* [WHAT TO DO]:
Copy out each line of the data holding "Body".

* [INPUT FOR THIS TASK]:

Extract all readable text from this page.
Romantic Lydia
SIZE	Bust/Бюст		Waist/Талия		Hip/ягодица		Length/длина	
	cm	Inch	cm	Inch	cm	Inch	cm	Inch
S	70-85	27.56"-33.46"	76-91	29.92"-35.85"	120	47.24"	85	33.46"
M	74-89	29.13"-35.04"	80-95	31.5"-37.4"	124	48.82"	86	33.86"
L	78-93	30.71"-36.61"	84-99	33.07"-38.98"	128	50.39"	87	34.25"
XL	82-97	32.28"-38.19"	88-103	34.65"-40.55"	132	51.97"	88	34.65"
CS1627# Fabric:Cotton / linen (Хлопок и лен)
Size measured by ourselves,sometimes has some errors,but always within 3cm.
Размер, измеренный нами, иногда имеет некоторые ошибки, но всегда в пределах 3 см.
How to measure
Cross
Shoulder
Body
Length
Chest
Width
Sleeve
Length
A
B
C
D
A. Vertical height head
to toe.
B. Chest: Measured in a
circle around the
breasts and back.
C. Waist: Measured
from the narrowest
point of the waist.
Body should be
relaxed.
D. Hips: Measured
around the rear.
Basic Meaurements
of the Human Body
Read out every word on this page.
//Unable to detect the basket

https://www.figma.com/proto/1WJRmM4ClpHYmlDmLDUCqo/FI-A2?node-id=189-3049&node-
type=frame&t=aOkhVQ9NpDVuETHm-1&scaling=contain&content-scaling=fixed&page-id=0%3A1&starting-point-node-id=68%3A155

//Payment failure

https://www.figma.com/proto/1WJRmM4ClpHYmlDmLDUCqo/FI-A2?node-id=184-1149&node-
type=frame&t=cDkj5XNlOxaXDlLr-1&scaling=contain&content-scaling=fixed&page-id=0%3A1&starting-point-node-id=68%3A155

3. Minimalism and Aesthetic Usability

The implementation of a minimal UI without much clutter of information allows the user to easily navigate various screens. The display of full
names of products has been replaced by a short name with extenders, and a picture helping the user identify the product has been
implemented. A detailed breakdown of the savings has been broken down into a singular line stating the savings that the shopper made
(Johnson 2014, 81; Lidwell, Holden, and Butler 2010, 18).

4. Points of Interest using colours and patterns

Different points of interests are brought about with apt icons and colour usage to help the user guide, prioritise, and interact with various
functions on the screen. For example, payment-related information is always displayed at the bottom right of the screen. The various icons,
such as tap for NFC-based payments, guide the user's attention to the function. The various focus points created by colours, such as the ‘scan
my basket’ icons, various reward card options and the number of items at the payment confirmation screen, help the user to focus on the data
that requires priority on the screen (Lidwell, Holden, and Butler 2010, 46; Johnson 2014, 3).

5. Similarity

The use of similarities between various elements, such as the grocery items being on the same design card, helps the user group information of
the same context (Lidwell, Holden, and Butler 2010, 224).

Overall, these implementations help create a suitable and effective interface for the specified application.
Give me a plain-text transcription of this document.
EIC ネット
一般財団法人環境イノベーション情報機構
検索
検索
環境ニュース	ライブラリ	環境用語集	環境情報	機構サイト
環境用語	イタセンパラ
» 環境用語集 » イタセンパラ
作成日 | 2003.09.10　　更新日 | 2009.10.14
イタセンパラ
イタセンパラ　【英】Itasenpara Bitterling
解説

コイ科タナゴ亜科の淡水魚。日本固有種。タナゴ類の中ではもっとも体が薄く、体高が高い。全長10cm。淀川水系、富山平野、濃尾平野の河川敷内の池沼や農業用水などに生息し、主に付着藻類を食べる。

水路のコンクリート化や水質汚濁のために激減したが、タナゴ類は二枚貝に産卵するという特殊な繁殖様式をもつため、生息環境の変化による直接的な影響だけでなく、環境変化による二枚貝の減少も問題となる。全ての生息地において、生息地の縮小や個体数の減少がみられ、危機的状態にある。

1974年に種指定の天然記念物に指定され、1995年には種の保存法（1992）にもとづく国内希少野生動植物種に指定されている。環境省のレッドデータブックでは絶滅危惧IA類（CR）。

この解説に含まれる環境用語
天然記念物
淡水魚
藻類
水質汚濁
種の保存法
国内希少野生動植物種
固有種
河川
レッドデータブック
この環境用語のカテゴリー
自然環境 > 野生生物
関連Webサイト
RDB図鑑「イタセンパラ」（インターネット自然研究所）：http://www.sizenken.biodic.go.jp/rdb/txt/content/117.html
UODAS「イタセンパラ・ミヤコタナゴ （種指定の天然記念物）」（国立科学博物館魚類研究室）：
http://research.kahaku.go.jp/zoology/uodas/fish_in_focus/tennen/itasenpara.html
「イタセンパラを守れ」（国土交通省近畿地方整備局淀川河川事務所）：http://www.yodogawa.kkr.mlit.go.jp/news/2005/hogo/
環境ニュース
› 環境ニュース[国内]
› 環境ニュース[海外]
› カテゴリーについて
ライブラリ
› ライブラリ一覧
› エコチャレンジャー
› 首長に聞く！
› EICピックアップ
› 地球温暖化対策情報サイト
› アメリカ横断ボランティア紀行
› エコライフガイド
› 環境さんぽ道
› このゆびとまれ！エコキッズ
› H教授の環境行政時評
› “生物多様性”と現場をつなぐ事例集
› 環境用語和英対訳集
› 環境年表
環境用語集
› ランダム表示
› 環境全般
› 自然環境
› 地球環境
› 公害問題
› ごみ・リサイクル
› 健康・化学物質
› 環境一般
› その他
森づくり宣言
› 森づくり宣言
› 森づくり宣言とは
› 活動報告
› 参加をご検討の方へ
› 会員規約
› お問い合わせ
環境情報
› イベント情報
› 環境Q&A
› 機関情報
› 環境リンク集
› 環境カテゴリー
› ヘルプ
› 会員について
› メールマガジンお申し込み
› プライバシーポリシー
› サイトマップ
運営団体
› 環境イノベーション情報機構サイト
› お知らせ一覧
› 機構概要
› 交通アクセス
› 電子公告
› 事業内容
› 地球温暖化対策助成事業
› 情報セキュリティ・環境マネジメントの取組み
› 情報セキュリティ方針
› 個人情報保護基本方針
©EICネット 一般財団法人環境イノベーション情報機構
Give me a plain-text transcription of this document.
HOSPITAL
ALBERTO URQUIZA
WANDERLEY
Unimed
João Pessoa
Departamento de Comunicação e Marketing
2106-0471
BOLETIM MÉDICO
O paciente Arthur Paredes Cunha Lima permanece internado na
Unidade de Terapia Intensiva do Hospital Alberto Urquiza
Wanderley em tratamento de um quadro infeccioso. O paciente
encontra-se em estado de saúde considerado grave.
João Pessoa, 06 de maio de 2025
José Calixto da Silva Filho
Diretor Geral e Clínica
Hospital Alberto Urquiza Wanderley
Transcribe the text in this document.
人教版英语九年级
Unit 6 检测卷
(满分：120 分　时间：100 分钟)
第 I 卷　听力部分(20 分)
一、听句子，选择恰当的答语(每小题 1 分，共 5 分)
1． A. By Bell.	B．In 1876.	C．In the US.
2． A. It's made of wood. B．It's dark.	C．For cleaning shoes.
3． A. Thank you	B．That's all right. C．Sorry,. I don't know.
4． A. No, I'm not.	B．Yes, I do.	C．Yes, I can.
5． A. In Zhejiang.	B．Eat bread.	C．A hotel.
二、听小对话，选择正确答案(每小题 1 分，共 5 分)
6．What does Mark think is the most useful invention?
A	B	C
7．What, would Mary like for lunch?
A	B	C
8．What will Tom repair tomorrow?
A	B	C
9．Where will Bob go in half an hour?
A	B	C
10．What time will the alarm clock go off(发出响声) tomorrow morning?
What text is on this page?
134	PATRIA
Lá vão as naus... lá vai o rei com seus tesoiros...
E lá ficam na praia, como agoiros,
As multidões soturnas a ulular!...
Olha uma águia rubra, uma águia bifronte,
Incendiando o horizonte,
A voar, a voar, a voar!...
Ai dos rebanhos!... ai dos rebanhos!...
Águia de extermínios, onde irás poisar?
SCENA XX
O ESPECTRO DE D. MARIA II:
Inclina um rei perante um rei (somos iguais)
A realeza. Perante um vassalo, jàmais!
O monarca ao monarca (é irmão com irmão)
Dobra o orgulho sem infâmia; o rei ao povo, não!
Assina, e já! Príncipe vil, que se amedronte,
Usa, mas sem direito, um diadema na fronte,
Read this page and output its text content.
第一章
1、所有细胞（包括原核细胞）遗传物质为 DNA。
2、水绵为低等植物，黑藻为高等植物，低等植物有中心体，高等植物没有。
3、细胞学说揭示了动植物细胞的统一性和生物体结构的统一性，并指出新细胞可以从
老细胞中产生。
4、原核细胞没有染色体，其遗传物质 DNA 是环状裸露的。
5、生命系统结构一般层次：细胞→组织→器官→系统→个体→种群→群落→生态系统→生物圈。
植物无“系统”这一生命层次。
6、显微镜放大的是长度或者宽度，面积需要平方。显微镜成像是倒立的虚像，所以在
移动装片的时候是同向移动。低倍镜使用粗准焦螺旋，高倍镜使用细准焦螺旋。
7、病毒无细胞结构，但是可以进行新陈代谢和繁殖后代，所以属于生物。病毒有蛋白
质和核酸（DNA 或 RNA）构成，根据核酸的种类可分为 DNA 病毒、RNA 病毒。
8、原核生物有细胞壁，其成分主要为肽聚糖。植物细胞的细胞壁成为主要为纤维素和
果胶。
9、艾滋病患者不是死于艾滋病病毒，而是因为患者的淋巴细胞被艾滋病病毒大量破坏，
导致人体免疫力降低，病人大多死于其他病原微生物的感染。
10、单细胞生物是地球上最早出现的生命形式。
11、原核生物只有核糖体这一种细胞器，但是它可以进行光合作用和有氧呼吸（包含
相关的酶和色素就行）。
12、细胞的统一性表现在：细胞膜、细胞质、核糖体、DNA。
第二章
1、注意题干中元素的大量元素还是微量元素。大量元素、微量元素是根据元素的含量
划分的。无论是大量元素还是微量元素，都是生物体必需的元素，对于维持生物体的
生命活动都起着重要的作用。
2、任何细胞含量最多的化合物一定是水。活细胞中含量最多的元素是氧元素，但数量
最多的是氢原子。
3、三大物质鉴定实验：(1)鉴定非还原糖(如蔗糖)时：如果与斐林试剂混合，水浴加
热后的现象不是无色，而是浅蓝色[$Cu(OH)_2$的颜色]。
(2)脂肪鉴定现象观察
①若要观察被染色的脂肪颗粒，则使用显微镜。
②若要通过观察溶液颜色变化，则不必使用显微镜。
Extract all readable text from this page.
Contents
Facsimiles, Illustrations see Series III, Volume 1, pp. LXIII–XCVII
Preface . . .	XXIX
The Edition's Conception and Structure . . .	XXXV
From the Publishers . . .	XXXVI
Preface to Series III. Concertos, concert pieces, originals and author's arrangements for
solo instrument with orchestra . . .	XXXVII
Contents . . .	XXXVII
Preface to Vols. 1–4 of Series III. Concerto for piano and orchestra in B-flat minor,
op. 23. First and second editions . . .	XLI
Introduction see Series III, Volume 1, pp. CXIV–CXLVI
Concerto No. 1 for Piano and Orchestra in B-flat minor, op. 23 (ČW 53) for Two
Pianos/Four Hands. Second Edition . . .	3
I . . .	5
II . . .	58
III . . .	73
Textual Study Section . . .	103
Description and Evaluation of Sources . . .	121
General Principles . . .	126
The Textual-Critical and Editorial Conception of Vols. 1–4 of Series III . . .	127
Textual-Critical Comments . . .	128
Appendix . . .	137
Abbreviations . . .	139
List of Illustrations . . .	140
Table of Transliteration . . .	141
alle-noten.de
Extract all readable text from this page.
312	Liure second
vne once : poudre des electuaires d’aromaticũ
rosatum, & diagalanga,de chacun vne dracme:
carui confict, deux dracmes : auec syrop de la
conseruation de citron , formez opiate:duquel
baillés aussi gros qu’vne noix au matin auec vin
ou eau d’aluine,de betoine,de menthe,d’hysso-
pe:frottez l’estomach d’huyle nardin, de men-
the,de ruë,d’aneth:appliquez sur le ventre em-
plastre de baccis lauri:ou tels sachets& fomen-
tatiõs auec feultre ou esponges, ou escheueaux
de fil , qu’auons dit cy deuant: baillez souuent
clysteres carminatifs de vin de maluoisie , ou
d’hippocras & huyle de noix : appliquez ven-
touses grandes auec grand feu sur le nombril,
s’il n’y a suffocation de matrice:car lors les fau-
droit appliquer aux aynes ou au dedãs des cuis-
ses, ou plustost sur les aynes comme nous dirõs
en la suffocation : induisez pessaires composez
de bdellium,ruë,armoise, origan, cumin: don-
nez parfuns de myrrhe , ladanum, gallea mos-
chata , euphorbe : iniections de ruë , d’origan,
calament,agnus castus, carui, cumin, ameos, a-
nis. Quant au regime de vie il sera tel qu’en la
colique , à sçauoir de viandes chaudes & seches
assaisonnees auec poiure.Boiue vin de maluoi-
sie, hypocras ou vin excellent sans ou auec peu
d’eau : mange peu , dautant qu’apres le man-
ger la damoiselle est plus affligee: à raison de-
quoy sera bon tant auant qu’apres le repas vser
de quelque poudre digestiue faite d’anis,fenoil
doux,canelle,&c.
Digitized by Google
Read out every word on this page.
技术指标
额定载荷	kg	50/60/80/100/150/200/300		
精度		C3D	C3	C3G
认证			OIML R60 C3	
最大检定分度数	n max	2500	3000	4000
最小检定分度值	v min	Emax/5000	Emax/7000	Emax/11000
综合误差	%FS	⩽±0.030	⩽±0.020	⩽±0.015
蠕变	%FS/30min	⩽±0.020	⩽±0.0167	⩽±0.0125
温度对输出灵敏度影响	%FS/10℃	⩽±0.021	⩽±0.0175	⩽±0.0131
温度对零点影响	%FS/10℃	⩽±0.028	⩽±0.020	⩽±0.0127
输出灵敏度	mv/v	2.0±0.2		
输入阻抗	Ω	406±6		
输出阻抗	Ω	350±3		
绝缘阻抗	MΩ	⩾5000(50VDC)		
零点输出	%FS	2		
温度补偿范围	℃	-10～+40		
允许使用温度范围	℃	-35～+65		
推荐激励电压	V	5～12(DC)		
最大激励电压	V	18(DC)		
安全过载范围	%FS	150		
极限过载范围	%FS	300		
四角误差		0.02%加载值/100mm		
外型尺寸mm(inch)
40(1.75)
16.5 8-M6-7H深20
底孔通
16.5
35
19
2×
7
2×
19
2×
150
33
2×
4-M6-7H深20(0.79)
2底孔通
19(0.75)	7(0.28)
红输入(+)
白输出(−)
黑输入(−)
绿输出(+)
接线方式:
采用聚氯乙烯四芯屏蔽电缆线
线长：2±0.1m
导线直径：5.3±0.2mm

* [ANSWER TO THIS TASK]:
Body
Body should be
of the Human Body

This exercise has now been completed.